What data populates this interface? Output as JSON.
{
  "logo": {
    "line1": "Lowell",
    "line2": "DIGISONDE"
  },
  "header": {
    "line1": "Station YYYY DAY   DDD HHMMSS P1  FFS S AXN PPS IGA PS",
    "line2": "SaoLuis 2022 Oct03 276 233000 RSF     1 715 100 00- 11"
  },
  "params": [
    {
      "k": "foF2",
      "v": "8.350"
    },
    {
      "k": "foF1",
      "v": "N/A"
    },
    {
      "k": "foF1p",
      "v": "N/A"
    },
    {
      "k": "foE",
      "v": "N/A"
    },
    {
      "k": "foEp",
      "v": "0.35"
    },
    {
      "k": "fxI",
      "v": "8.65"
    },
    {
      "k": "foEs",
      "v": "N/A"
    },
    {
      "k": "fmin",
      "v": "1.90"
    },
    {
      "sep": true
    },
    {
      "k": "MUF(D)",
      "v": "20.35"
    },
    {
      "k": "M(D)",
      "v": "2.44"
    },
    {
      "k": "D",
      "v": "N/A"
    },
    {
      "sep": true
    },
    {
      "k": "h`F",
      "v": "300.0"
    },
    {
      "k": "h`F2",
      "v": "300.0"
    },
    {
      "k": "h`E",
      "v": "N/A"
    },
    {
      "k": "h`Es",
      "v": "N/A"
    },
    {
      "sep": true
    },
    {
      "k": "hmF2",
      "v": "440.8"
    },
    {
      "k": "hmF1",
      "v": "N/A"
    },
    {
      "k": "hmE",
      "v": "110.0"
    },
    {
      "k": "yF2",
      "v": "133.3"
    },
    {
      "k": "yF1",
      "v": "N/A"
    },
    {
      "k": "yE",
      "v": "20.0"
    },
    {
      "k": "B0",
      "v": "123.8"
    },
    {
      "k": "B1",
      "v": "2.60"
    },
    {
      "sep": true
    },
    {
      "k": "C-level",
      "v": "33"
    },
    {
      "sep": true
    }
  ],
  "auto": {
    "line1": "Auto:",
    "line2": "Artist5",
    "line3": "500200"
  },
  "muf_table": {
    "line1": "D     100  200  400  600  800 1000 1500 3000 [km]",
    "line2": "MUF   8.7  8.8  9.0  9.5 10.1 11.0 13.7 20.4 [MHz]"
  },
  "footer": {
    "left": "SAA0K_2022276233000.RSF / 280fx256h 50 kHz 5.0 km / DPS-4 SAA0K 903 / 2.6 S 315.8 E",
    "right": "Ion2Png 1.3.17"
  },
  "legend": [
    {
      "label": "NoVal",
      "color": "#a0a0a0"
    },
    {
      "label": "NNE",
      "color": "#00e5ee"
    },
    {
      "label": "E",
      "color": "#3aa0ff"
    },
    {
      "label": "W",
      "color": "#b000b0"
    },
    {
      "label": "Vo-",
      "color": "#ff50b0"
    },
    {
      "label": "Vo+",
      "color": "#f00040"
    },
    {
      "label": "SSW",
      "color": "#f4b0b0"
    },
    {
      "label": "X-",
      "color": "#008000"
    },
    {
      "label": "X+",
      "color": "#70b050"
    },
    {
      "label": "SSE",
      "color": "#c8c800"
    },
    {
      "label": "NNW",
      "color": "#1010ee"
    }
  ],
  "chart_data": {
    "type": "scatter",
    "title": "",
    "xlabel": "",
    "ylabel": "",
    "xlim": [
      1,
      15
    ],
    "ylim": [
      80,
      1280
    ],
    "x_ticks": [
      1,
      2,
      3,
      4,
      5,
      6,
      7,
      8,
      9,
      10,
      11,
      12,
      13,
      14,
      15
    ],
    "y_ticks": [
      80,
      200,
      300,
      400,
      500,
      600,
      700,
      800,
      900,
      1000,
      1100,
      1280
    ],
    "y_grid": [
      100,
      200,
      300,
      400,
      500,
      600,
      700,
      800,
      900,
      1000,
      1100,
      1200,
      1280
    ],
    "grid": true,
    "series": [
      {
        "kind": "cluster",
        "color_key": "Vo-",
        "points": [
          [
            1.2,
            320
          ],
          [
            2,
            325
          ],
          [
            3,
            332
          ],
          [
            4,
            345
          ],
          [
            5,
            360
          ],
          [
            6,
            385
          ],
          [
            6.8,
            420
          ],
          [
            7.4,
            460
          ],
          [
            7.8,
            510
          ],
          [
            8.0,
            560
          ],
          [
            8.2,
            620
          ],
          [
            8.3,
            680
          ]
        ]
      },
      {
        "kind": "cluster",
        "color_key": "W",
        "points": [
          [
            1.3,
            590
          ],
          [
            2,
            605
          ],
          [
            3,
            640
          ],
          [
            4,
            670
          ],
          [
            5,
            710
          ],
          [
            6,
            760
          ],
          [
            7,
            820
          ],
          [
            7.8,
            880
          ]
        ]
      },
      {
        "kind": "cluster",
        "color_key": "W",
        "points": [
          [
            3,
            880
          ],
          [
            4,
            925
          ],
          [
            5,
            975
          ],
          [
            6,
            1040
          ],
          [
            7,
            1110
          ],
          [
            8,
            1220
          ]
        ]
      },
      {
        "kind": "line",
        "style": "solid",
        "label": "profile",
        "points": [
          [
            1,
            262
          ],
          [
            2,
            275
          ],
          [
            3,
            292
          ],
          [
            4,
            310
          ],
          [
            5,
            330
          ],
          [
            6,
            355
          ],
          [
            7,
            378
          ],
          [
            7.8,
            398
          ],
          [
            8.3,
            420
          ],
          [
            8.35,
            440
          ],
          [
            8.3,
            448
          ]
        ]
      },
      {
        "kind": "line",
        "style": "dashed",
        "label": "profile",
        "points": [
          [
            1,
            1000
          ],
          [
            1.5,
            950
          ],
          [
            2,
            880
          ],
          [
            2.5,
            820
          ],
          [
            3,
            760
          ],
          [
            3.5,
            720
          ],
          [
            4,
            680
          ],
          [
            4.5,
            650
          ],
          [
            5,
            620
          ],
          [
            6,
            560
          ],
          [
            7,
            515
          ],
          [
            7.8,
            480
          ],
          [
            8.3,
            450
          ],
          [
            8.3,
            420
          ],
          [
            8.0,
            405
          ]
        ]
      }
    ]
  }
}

★ ★ ★

Request — Every entry above should be retyped exactly as shown.

Exercise answer —
What data populates this interface? Output as JSON.
{
  "logo": {
    "line1": "Lowell",
    "line2": "DIGISONDE"
  },
  "header": {
    "line1": "Station YYYY DAY   DDD HHMMSS P1  FFS S AXN PPS IGA PS",
    "line2": "SaoLuis 2022 Oct03 276 233000 RSF     1 715 100 00- 11"
  },
  "params": [
    {
      "k": "foF2",
      "v": "8.350"
    },
    {
      "k": "foF1",
      "v": "N/A"
    },
    {
      "k": "foF1p",
      "v": "N/A"
    },
    {
      "k": "foE",
      "v": "N/A"
    },
    {
      "k": "foEp",
      "v": "0.35"
    },
    {
      "k": "fxI",
      "v": "8.65"
    },
    {
      "k": "foEs",
      "v": "N/A"
    },
    {
      "k": "fmin",
      "v": "1.90"
    },
    {
      "sep": true
    },
    {
      "k": "MUF(D)",
      "v": "20.35"
    },
    {
      "k": "M(D)",
      "v": "2.44"
    },
    {
      "k": "D",
      "v": "N/A"
    },
    {
      "sep": true
    },
    {
      "k": "h`F",
      "v": "300.0"
    },
    {
      "k": "h`F2",
      "v": "300.0"
    },
    {
      "k": "h`E",
      "v": "N/A"
    },
    {
      "k": "h`Es",
      "v": "N/A"
    },
    {
      "sep": true
    },
    {
      "k": "hmF2",
      "v": "440.8"
    },
    {
      "k": "hmF1",
      "v": "N/A"
    },
    {
      "k": "hmE",
      "v": "110.0"
    },
    {
      "k": "yF2",
      "v": "133.3"
    },
    {
      "k": "yF1",
      "v": "N/A"
    },
    {
      "k": "yE",
      "v": "20.0"
    },
    {
      "k": "B0",
      "v": "123.8"
    },
    {
      "k": "B1",
      "v": "2.60"
    },
    {
      "sep": true
    },
    {
      "k": "C-level",
      "v": "33"
    },
    {
      "sep": true
    }
  ],
  "auto": {
    "line1": "Auto:",
    "line2": "Artist5",
    "line3": "500200"
  },
  "muf_table": {
    "line1": "D     100  200  400  600  800 1000 1500 3000 [km]",
    "line2": "MUF   8.7  8.8  9.0  9.5 10.1 11.0 13.7 20.4 [MHz]"
  },
  "footer": {
    "left": "SAA0K_2022276233000.RSF / 280fx256h 50 kHz 5.0 km / DPS-4 SAA0K 903 / 2.6 S 315.8 E",
    "right": "Ion2Png 1.3.17"
  },
  "legend": [
    {
      "label": "NoVal",
      "color": "#a0a0a0"
    },
    {
      "label": "NNE",
      "color": "#00e5ee"
    },
    {
      "label": "E",
      "color": "#3aa0ff"
    },
    {
      "label": "W",
      "color": "#b000b0"
    },
    {
      "label": "Vo-",
      "color": "#ff50b0"
    },
    {
      "label": "Vo+",
      "color": "#f00040"
    },
    {
      "label": "SSW",
      "color": "#f4b0b0"
    },
    {
      "label": "X-",
      "color": "#008000"
    },
    {
      "label": "X+",
      "color": "#70b050"
    },
    {
      "label": "SSE",
      "color": "#c8c800"
    },
    {
      "label": "NNW",
      "color": "#1010ee"
    }
  ],
  "chart_data": {
    "type": "scatter",
    "title": "",
    "xlabel": "",
    "ylabel": "",
    "xlim": [
      1,
      15
    ],
    "ylim": [
      80,
      1280
    ],
    "x_ticks": [
      1,
      2,
      3,
      4,
      5,
      6,
      7,
      8,
      9,
      10,
      11,
      12,
      13,
      14,
      15
    ],
    "y_ticks": [
      80,
      200,
      300,
      400,
      500,
      600,
      700,
      800,
      900,
      1000,
      1100,
      1280
    ],
    "y_grid": [
      100,
      200,
      300,
      400,
      500,
      600,
      700,
      800,
      900,
      1000,
      1100,
      1200,
      1280
    ],
    "grid": true,
    "series": [
      {
        "kind": "cluster",
        "color_key": "Vo-",
        "points": [
          [
            1.2,
            320
          ],
          [
            2,
            325
          ],
          [
            3,
            332
          ],
          [
            4,
            345
          ],
          [
            5,
            360
          ],
          [
            6,
            385
          ],
          [
            6.8,
            420
          ],
          [
            7.4,
            460
          ],
          [
            7.8,
            510
          ],
          [
            8.0,
            560
          ],
          [
            8.2,
            620
          ],
          [
            8.3,
            680
          ]
        ]
      },
      {
        "kind": "cluster",
        "color_key": "W",
        "points": [
          [
            1.3,
            590
          ],
          [
            2,
            605
          ],
          [
            3,
            640
          ],
          [
            4,
            670
          ],
          [
            5,
            710
          ],
          [
            6,
            760
          ],
          [
            7,
            820
          ],
          [
            7.8,
            880
          ]
        ]
      },
      {
        "kind": "cluster",
        "color_key": "W",
        "points": [
          [
            3,
            880
          ],
          [
            4,
            925
          ],
          [
            5,
            975
          ],
          [
            6,
            1040
          ],
          [
            7,
            1110
          ],
          [
            8,
            1220
          ]
        ]
      },
      {
        "kind": "line",
        "style": "solid",
        "label": "profile",
        "points": [
          [
            1,
            262
          ],
          [
            2,
            275
          ],
          [
            3,
            292
          ],
          [
            4,
            310
          ],
          [
            5,
            330
          ],
          [
            6,
            355
          ],
          [
            7,
            378
          ],
          [
            7.8,
            398
          ],
          [
            8.3,
            420
          ],
          [
            8.35,
            440
          ],
          [
            8.3,
            448
          ]
        ]
      },
      {
        "kind": "line",
        "style": "dashed",
        "label": "profile",
        "points": [
          [
            1,
            1000
          ],
          [
            1.5,
            950
          ],
          [
            2,
            880
          ],
          [
            2.5,
            820
          ],
          [
            3,
            760
          ],
          [
            3.5,
            720
          ],
          [
            4,
            680
          ],
          [
            4.5,
            650
          ],
          [
            5,
            620
          ],
          [
            6,
            560
          ],
          [
            7,
            515
          ],
          [
            7.8,
            480
          ],
          [
            8.3,
            450
          ],
          [
            8.3,
            420
          ],
          [
            8.0,
            405
          ]
        ]
      }
    ]
  }
}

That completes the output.